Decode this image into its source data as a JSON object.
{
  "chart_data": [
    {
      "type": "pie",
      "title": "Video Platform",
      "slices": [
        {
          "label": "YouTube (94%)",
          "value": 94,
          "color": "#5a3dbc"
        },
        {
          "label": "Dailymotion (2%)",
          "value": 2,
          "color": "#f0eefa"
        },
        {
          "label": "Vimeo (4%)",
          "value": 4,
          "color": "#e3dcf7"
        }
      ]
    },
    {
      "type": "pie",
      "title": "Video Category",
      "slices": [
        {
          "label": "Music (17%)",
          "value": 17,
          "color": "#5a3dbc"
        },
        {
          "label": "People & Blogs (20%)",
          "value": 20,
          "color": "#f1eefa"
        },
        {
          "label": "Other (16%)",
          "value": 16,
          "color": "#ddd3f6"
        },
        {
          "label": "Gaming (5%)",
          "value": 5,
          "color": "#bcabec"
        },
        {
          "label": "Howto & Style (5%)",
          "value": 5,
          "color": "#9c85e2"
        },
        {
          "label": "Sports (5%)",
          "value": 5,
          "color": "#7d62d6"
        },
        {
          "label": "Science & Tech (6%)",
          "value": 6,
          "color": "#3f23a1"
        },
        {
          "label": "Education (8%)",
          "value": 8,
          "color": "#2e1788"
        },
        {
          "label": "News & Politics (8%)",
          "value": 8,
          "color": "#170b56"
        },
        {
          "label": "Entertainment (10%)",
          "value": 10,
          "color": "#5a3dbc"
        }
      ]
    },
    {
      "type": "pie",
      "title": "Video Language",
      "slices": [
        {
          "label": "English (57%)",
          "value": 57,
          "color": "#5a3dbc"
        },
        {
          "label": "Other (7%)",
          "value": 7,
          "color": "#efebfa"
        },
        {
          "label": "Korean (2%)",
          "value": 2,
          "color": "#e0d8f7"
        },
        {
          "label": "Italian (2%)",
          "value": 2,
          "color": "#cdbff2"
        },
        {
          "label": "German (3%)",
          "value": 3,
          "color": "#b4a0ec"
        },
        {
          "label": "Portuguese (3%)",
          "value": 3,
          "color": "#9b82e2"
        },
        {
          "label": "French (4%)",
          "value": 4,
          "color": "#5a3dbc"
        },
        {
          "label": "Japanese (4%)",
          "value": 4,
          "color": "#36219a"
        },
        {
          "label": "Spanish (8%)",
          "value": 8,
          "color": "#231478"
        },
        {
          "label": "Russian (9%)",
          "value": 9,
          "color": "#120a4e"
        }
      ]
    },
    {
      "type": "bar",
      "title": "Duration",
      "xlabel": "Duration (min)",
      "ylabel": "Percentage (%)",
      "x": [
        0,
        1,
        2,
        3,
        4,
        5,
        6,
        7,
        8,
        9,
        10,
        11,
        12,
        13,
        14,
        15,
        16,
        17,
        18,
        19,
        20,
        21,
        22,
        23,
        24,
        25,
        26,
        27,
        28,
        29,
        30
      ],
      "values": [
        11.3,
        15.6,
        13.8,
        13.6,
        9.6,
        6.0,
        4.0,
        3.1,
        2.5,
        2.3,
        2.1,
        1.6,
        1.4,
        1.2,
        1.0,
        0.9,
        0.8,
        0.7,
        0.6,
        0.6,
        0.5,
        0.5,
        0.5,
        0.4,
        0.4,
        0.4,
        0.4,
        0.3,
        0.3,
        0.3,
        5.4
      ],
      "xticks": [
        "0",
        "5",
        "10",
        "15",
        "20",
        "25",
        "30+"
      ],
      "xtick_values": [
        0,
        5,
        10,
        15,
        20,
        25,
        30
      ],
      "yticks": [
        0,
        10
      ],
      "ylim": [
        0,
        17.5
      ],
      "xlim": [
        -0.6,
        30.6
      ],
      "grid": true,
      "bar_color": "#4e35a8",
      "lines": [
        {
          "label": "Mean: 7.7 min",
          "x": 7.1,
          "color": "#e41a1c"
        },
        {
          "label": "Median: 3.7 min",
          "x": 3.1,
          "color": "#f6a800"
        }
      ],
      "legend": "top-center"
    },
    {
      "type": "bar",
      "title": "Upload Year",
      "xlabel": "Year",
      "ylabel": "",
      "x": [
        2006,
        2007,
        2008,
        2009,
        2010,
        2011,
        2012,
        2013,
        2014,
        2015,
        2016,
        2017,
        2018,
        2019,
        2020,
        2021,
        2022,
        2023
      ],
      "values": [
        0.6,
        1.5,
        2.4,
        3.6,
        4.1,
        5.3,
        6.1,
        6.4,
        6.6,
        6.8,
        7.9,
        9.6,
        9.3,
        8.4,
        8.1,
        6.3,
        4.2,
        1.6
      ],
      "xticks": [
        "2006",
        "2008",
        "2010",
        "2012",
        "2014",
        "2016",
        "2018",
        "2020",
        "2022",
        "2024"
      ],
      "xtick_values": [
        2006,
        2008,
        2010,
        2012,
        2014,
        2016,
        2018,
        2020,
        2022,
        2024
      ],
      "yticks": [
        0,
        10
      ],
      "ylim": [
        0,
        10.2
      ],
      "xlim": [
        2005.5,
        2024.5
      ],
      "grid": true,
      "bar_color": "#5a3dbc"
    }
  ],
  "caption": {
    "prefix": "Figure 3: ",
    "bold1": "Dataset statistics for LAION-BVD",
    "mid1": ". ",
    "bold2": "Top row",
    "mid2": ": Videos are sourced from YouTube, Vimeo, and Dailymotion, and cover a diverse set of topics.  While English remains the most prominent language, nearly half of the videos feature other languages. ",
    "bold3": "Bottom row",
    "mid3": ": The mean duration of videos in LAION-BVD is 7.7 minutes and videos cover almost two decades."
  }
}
────────
## [EXERCISE DESCRIPTION]
Copy out the whole listing exactly as written.

## [FINISHED EXERCISE]
Decode this image into its source data as a JSON object.
{
  "chart_data": [
    {
      "type": "pie",
      "title": "Video Platform",
      "slices": [
        {
          "label": "YouTube (94%)",
          "value": 94,
          "color": "#5a3dbc"
        },
        {
          "label": "Dailymotion (2%)",
          "value": 2,
          "color": "#f0eefa"
        },
        {
          "label": "Vimeo (4%)",
          "value": 4,
          "color": "#e3dcf7"
        }
      ]
    },
    {
      "type": "pie",
      "title": "Video Category",
      "slices": [
        {
          "label": "Music (17%)",
          "value": 17,
          "color": "#5a3dbc"
        },
        {
          "label": "People & Blogs (20%)",
          "value": 20,
          "color": "#f1eefa"
        },
        {
          "label": "Other (16%)",
          "value": 16,
          "color": "#ddd3f6"
        },
        {
          "label": "Gaming (5%)",
          "value": 5,
          "color": "#bcabec"
        },
        {
          "label": "Howto & Style (5%)",
          "value": 5,
          "color": "#9c85e2"
        },
        {
          "label": "Sports (5%)",
          "value": 5,
          "color": "#7d62d6"
        },
        {
          "label": "Science & Tech (6%)",
          "value": 6,
          "color": "#3f23a1"
        },
        {
          "label": "Education (8%)",
          "value": 8,
          "color": "#2e1788"
        },
        {
          "label": "News & Politics (8%)",
          "value": 8,
          "color": "#170b56"
        },
        {
          "label": "Entertainment (10%)",
          "value": 10,
          "color": "#5a3dbc"
        }
      ]
    },
    {
      "type": "pie",
      "title": "Video Language",
      "slices": [
        {
          "label": "English (57%)",
          "value": 57,
          "color": "#5a3dbc"
        },
        {
          "label": "Other (7%)",
          "value": 7,
          "color": "#efebfa"
        },
        {
          "label": "Korean (2%)",
          "value": 2,
          "color": "#e0d8f7"
        },
        {
          "label": "Italian (2%)",
          "value": 2,
          "color": "#cdbff2"
        },
        {
          "label": "German (3%)",
          "value": 3,
          "color": "#b4a0ec"
        },
        {
          "label": "Portuguese (3%)",
          "value": 3,
          "color": "#9b82e2"
        },
        {
          "label": "French (4%)",
          "value": 4,
          "color": "#5a3dbc"
        },
        {
          "label": "Japanese (4%)",
          "value": 4,
          "color": "#36219a"
        },
        {
          "label": "Spanish (8%)",
          "value": 8,
          "color": "#231478"
        },
        {
          "label": "Russian (9%)",
          "value": 9,
          "color": "#120a4e"
        }
      ]
    },
    {
      "type": "bar",
      "title": "Duration",
      "xlabel": "Duration (min)",
      "ylabel": "Percentage (%)",
      "x": [
        0,
        1,
        2,
        3,
        4,
        5,
        6,
        7,
        8,
        9,
        10,
        11,
        12,
        13,
        14,
        15,
        16,
        17,
        18,
        19,
        20,
        21,
        22,
        23,
        24,
        25,
        26,
        27,
        28,
        29,
        30
      ],
      "values": [
        11.3,
        15.6,
        13.8,
        13.6,
        9.6,
        6.0,
        4.0,
        3.1,
        2.5,
        2.3,
        2.1,
        1.6,
        1.4,
        1.2,
        1.0,
        0.9,
        0.8,
        0.7,
        0.6,
        0.6,
        0.5,
        0.5,
        0.5,
        0.4,
        0.4,
        0.4,
        0.4,
        0.3,
        0.3,
        0.3,
        5.4
      ],
      "xticks": [
        "0",
        "5",
        "10",
        "15",
        "20",
        "25",
        "30+"
      ],
      "xtick_values": [
        0,
        5,
        10,
        15,
        20,
        25,
        30
      ],
      "yticks": [
        0,
        10
      ],
      "ylim": [
        0,
        17.5
      ],
      "xlim": [
        -0.6,
        30.6
      ],
      "grid": true,
      "bar_color": "#4e35a8",
      "lines": [
        {
          "label": "Mean: 7.7 min",
          "x": 7.1,
          "color": "#e41a1c"
        },
        {
          "label": "Median: 3.7 min",
          "x": 3.1,
          "color": "#f6a800"
        }
      ],
      "legend": "top-center"
    },
    {
      "type": "bar",
      "title": "Upload Year",
      "xlabel": "Year",
      "ylabel": "",
      "x": [
        2006,
        2007,
        2008,
        2009,
        2010,
        2011,
        2012,
        2013,
        2014,
        2015,
        2016,
        2017,
        2018,
        2019,
        2020,
        2021,
        2022,
        2023
      ],
      "values": [
        0.6,
        1.5,
        2.4,
        3.6,
        4.1,
        5.3,
        6.1,
        6.4,
        6.6,
        6.8,
        7.9,
        9.6,
        9.3,
        8.4,
        8.1,
        6.3,
        4.2,
        1.6
      ],
      "xticks": [
        "2006",
        "2008",
        "2010",
        "2012",
        "2014",
        "2016",
        "2018",
        "2020",
        "2022",
        "2024"
      ],
      "xtick_values": [
        2006,
        2008,
        2010,
        2012,
        2014,
        2016,
        2018,
        2020,
        2022,
        2024
      ],
      "yticks": [
        0,
        10
      ],
      "ylim": [
        0,
        10.2
      ],
      "xlim": [
        2005.5,
        2024.5
      ],
      "grid": true,
      "bar_color": "#5a3dbc"
    }
  ],
  "caption": {
    "prefix": "Figure 3: ",
    "bold1": "Dataset statistics for LAION-BVD",
    "mid1": ". ",
    "bold2": "Top row",
    "mid2": ": Videos are sourced from YouTube, Vimeo, and Dailymotion, and cover a diverse set of topics.  While English remains the most prominent language, nearly half of the videos feature other languages. ",
    "bold3": "Bottom row",
    "mid3": ": The mean duration of videos in LAION-BVD is 7.7 minutes and videos cover almost two decades."
  }
}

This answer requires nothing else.